Determine how many lines include "geometry". Give the number and nothing else.

-- start Rows --

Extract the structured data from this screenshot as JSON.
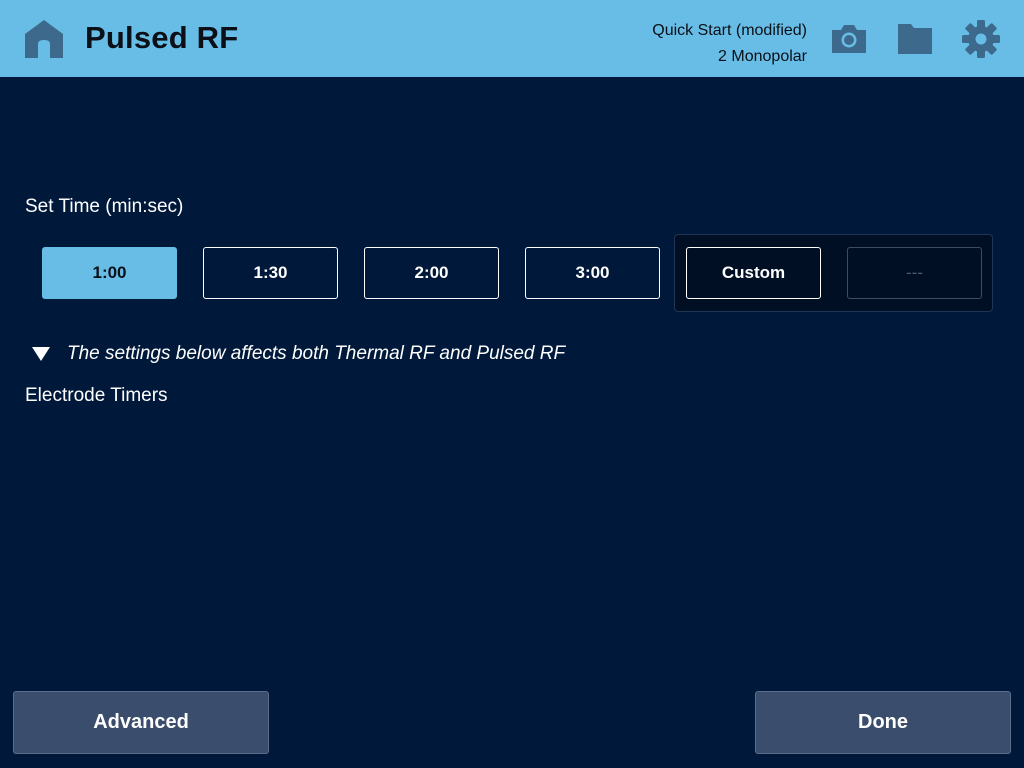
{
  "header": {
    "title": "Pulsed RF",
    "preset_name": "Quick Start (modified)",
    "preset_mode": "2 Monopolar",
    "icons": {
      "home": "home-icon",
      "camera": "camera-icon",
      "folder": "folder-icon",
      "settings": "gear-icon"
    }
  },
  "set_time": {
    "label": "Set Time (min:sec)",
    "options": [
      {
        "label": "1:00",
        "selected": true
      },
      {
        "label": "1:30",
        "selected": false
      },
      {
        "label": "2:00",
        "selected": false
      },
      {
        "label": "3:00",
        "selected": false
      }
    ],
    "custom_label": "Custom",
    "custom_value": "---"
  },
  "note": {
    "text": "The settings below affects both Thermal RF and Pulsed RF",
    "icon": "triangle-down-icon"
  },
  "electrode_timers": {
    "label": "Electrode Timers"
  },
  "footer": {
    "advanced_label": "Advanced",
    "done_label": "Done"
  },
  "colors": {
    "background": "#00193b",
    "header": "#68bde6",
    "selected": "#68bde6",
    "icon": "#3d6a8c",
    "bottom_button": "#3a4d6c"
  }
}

-- end Rows --
-- start Rows --

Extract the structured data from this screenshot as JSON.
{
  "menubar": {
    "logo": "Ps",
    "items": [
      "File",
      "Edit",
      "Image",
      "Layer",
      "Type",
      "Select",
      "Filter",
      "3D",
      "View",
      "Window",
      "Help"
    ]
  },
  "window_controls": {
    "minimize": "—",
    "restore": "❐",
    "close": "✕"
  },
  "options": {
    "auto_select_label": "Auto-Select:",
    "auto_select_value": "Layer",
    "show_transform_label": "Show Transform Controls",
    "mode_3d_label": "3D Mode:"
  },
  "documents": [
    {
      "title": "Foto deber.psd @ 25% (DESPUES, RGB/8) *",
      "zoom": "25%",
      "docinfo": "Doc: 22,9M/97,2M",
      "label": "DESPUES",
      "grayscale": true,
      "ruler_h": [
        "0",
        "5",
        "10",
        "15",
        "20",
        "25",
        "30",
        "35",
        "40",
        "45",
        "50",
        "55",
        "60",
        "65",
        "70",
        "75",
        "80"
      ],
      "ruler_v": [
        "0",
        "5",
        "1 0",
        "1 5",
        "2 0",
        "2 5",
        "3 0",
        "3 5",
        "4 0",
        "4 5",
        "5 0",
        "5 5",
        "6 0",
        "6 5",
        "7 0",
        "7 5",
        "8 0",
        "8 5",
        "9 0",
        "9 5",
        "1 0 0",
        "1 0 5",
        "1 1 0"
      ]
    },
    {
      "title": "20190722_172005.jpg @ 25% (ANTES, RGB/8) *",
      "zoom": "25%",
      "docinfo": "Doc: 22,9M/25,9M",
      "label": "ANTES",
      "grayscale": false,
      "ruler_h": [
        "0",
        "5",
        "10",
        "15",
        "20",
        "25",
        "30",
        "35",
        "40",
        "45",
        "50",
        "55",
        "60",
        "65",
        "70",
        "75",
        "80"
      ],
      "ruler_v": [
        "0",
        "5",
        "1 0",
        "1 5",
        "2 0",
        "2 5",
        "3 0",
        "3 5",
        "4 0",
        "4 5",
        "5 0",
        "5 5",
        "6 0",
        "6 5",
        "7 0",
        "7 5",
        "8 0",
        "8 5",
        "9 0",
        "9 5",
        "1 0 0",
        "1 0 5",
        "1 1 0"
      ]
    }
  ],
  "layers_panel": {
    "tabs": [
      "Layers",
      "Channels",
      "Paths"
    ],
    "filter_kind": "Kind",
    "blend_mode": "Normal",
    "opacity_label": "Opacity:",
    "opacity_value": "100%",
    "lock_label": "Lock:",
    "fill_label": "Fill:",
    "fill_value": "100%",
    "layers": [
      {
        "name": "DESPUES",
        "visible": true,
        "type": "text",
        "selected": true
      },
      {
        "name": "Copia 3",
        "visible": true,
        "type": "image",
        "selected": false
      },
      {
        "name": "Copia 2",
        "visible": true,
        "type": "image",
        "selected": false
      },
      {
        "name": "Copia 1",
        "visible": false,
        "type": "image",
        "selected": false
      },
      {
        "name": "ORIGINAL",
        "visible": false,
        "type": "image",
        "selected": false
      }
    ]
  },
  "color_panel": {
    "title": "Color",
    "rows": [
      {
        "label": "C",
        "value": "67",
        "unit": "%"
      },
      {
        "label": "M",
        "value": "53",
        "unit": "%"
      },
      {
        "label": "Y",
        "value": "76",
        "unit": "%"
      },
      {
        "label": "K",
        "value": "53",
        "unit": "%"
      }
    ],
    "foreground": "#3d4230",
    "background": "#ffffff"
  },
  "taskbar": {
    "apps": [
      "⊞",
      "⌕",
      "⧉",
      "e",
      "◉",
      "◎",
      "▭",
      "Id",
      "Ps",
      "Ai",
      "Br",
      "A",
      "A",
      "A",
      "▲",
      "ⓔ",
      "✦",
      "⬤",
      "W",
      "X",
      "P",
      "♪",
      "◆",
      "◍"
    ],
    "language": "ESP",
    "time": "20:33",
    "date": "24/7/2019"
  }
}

-- end Rows --
-- start Rows --

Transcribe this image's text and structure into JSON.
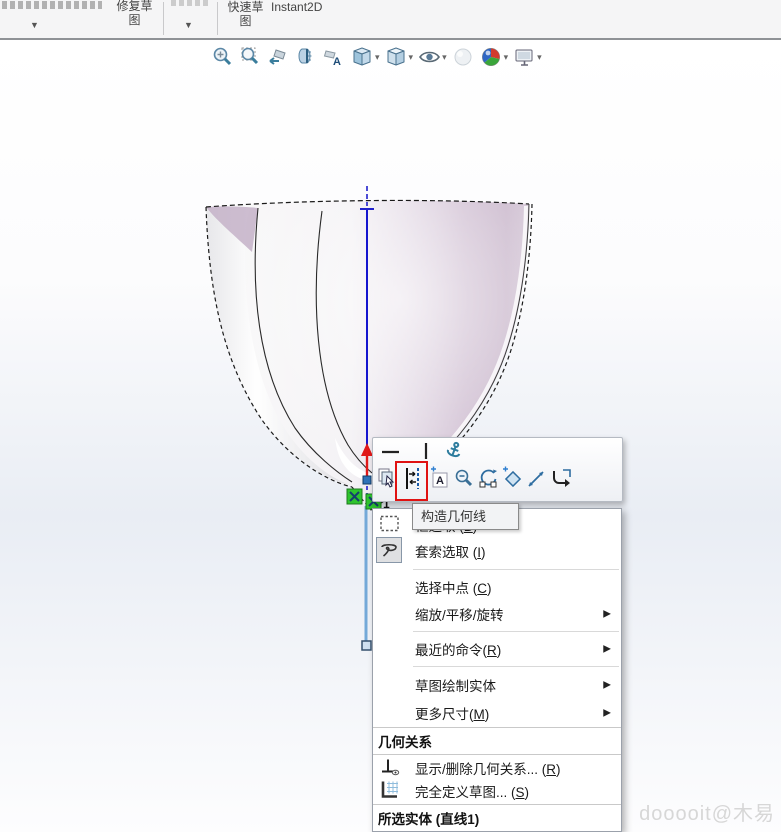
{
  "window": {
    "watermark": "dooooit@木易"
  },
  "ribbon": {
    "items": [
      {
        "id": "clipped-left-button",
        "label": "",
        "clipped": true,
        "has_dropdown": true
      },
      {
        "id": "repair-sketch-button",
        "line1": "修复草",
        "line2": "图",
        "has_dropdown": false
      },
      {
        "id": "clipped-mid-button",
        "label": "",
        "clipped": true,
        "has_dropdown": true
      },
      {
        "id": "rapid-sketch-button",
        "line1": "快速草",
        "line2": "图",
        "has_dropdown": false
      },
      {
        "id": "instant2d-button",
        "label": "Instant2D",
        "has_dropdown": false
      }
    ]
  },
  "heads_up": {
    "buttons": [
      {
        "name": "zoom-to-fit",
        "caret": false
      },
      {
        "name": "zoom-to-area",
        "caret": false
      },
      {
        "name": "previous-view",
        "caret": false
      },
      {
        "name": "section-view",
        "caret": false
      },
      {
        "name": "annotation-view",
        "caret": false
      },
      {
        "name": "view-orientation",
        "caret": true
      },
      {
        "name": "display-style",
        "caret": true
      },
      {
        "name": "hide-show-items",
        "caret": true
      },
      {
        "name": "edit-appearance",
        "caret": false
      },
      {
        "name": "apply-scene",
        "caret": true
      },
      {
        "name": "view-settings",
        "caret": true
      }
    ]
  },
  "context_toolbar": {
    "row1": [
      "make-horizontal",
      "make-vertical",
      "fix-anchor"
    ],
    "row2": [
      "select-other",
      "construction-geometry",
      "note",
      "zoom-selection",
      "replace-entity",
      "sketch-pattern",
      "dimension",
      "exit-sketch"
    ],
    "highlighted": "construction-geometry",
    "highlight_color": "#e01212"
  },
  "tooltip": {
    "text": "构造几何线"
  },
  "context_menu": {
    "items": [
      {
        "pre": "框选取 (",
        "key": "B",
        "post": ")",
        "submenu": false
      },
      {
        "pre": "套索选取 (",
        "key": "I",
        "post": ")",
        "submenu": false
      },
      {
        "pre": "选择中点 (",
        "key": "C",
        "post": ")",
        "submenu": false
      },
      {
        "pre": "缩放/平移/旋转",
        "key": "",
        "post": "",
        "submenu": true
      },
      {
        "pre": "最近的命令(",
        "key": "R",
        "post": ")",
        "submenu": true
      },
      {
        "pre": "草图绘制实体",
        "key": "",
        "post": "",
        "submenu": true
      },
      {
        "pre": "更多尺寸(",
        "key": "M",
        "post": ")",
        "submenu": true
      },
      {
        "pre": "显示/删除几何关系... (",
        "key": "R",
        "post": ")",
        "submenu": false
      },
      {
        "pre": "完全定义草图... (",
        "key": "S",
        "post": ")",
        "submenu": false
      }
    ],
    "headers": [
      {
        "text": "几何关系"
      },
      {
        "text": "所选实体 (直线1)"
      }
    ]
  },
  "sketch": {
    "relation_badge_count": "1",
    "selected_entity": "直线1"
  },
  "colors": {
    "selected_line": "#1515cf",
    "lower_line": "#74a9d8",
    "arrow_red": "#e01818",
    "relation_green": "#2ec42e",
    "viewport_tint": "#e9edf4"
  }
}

-- end Rows --

### Task answer
2